YOUR OBJECTIVE:
Below are some records. Count the lines with "TradingView" in them and give nothing but the total.

RECORDED DATA:
★ ★ ★ ★

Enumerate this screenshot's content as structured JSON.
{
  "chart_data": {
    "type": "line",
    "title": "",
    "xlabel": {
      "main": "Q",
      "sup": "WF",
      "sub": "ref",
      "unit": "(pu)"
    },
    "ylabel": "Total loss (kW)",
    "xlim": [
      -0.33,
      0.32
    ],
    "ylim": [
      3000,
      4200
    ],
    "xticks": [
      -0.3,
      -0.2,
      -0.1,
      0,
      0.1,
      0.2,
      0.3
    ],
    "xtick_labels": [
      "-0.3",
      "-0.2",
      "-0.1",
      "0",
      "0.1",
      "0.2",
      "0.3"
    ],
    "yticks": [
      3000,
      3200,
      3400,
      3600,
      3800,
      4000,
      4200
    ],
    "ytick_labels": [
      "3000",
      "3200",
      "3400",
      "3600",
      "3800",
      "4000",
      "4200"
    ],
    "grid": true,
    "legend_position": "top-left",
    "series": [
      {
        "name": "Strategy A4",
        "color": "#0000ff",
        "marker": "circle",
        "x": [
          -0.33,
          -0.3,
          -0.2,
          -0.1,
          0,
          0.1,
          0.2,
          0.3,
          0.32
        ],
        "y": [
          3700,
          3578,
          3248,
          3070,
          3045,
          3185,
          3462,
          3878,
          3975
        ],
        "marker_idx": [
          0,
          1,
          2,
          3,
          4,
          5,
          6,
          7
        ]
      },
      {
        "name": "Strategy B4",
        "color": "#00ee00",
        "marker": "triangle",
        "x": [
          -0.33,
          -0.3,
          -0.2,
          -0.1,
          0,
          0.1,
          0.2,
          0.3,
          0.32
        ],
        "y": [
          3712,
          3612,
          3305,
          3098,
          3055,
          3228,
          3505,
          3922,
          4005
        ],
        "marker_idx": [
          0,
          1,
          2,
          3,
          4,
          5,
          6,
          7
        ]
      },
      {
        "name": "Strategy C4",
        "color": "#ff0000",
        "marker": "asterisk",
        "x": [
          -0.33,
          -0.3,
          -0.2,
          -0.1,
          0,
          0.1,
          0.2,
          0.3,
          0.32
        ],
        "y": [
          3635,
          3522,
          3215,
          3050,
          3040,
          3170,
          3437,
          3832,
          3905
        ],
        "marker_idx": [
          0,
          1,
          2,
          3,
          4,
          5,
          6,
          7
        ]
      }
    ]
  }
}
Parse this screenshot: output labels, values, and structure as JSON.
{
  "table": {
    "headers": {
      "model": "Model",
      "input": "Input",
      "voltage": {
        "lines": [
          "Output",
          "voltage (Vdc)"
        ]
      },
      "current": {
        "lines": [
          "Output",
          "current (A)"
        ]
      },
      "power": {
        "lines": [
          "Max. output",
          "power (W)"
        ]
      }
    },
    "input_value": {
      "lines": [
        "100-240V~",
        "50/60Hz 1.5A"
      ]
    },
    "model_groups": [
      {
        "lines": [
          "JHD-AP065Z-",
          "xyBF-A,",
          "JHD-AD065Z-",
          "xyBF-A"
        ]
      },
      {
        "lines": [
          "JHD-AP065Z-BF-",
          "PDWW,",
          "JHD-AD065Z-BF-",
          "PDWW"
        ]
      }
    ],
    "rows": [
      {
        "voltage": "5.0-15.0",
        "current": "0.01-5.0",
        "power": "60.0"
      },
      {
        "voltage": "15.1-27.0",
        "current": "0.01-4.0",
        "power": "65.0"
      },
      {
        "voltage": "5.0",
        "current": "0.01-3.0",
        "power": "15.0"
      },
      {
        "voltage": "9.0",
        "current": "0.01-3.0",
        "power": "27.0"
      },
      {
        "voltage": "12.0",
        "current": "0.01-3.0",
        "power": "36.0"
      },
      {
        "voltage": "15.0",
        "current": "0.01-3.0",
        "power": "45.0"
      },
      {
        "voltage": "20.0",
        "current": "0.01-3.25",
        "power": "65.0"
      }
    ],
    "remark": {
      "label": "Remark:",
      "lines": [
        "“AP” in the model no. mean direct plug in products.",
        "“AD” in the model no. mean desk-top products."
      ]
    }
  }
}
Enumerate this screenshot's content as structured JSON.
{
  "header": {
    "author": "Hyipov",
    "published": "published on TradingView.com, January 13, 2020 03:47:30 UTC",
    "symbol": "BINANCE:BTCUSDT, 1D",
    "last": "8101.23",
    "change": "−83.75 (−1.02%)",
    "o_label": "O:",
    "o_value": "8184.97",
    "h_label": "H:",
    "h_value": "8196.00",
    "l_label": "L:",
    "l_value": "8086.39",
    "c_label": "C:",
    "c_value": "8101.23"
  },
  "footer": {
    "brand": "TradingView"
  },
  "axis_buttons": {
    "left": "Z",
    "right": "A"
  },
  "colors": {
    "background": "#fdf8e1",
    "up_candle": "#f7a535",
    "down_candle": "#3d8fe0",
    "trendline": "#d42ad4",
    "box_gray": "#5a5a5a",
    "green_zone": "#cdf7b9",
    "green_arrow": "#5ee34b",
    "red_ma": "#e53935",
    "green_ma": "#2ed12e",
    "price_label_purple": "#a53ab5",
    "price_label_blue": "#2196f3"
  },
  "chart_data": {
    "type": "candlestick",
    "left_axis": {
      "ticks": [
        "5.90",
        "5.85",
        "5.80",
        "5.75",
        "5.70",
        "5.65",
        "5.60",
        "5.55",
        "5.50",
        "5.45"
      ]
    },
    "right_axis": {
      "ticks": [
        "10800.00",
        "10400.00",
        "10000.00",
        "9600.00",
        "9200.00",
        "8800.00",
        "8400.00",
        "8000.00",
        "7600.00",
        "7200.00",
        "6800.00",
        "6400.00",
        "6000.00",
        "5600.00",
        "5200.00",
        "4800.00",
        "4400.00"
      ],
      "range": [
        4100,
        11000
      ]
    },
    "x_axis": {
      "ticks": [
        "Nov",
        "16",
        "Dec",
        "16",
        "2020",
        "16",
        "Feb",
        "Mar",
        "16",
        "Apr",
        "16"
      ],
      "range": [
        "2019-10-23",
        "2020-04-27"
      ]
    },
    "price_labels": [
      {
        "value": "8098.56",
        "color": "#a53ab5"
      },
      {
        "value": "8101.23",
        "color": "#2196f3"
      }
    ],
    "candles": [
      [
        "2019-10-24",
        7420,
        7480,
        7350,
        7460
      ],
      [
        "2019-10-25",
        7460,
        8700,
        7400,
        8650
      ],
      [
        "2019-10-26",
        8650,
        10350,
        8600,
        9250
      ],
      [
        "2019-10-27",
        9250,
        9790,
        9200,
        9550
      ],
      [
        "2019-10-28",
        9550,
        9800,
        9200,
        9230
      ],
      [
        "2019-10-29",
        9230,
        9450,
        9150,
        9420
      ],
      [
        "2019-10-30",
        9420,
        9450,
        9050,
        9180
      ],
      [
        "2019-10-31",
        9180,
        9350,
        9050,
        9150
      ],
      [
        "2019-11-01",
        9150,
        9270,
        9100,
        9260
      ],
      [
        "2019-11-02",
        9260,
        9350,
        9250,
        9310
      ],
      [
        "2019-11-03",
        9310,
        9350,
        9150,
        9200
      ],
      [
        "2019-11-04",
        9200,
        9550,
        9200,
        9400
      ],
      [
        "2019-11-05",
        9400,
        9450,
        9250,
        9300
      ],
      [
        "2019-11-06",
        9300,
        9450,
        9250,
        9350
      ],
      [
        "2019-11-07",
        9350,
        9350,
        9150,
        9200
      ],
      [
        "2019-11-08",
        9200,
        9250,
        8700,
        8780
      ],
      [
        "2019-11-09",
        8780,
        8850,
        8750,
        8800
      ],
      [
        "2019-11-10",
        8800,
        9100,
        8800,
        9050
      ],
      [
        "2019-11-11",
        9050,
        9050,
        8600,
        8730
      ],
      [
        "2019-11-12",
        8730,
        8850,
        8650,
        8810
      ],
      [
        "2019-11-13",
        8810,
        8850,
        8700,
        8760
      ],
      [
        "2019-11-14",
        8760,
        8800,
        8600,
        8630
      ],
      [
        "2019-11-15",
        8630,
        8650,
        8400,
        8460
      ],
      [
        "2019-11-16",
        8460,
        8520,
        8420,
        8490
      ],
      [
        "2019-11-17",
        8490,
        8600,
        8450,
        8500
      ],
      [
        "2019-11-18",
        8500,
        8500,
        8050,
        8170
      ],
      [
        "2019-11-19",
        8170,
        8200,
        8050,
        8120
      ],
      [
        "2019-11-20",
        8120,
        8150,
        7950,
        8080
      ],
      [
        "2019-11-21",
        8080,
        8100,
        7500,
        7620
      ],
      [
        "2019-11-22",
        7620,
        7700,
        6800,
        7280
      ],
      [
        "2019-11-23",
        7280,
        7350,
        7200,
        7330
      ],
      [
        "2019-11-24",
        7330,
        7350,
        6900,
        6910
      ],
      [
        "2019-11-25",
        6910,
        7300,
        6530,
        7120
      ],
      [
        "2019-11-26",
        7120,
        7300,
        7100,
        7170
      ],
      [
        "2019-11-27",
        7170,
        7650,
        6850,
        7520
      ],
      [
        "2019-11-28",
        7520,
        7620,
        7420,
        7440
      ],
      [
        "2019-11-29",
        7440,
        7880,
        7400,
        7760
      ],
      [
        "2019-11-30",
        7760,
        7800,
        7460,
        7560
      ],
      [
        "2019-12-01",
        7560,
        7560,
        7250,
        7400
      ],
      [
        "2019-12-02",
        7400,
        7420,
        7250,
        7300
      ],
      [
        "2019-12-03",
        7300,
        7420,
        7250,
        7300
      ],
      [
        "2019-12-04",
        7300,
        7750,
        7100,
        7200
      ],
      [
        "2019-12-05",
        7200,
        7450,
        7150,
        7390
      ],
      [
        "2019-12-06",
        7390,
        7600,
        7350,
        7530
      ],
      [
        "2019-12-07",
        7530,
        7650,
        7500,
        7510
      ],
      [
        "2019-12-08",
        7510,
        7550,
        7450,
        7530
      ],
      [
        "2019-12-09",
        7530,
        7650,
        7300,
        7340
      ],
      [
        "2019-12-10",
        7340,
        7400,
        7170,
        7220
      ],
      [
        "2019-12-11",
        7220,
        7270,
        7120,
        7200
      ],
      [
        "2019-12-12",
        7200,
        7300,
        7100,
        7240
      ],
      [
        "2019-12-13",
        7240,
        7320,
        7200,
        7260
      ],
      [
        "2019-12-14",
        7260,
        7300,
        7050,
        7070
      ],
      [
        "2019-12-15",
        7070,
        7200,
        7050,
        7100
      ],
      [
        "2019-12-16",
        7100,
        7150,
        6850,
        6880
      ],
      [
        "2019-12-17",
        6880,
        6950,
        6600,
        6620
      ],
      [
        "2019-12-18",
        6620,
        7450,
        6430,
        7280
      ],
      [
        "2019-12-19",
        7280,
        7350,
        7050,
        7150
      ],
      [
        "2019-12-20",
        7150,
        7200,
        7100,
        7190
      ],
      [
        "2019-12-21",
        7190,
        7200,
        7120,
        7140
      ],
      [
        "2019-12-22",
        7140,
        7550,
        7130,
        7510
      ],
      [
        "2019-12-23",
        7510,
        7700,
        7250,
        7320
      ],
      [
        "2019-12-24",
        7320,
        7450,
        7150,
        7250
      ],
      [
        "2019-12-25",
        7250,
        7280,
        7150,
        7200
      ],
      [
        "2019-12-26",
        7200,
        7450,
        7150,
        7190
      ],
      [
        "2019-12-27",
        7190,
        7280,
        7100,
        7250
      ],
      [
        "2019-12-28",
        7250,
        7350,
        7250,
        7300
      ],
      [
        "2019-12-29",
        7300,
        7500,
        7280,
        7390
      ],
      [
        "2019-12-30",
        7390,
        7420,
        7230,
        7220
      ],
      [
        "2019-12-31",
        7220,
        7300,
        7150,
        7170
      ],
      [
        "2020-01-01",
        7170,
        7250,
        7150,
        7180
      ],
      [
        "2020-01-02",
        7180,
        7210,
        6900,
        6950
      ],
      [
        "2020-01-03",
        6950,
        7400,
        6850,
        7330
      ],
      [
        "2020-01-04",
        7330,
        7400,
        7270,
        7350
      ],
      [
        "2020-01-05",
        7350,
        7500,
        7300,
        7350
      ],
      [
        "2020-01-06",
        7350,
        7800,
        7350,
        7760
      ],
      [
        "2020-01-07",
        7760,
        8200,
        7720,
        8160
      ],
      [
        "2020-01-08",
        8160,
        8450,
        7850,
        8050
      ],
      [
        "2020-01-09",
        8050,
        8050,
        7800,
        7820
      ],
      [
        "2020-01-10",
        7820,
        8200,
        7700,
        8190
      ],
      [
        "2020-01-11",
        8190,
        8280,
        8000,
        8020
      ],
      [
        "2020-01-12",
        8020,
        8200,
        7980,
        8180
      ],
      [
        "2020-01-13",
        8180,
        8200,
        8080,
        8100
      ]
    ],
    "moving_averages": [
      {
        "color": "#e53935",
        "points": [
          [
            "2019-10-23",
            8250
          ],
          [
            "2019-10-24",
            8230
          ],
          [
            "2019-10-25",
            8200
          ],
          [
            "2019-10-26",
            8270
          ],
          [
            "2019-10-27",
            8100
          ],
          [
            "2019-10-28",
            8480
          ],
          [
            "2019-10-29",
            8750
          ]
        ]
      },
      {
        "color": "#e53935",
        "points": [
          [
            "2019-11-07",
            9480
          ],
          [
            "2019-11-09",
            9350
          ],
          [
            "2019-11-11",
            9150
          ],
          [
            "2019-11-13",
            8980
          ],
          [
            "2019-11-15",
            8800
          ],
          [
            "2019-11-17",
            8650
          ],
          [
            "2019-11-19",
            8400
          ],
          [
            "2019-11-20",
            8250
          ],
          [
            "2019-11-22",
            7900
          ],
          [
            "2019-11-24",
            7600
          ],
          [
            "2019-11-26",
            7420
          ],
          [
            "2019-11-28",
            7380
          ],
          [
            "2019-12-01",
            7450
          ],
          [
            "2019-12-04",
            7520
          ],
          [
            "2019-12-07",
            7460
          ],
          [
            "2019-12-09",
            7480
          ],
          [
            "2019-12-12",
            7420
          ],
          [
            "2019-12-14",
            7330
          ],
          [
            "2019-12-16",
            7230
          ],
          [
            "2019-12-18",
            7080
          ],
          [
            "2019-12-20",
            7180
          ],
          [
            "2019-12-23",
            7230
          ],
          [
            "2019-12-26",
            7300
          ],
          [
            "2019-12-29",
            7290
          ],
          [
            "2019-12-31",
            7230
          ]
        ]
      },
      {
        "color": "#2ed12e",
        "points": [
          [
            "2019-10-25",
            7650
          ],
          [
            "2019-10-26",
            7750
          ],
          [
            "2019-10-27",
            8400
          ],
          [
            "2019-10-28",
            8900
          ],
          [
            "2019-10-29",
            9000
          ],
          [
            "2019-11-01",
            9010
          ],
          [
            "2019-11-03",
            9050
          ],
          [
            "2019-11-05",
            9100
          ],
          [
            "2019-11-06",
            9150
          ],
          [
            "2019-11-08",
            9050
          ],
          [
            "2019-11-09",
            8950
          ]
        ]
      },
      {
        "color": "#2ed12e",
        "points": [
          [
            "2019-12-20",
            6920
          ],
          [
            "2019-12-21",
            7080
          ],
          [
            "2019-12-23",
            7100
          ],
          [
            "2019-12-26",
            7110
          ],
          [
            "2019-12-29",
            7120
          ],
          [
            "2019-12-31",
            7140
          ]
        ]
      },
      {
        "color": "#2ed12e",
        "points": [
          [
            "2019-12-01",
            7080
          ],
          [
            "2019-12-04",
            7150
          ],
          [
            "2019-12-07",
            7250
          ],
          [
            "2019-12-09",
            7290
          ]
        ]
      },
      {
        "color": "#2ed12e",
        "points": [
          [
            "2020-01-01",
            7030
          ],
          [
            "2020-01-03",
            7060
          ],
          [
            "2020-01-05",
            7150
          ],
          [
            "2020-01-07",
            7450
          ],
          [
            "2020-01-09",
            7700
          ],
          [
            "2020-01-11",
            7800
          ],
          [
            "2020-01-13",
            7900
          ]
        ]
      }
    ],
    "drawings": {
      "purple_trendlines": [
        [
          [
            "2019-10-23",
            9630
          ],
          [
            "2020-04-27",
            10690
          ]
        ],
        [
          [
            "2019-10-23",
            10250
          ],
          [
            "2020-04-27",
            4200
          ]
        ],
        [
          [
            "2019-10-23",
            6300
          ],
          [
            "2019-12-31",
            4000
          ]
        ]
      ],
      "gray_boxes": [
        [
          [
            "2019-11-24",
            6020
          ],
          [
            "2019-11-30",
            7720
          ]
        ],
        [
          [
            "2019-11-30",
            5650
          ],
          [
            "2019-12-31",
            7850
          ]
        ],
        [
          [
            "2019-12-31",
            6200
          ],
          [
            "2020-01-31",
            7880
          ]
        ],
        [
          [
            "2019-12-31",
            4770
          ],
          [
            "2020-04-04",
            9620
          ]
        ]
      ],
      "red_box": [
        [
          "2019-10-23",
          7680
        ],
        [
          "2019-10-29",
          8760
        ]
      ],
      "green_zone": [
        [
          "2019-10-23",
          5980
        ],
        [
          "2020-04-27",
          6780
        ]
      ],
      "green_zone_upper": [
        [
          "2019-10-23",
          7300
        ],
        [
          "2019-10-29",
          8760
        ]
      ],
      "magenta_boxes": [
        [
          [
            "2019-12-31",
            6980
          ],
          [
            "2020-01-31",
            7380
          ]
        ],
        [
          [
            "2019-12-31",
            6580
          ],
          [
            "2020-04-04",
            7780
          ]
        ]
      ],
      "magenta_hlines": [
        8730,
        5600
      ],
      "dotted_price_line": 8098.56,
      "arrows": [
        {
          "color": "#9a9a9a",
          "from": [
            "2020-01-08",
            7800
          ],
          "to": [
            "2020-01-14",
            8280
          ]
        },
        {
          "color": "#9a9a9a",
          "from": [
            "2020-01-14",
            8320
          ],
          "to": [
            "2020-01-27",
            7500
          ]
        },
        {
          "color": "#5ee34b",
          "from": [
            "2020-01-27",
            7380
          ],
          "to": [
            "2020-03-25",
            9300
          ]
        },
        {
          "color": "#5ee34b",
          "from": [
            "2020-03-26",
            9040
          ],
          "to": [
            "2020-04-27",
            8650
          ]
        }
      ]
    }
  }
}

★ ★ ★ ★

REPLY TO THE EXERCISE:
2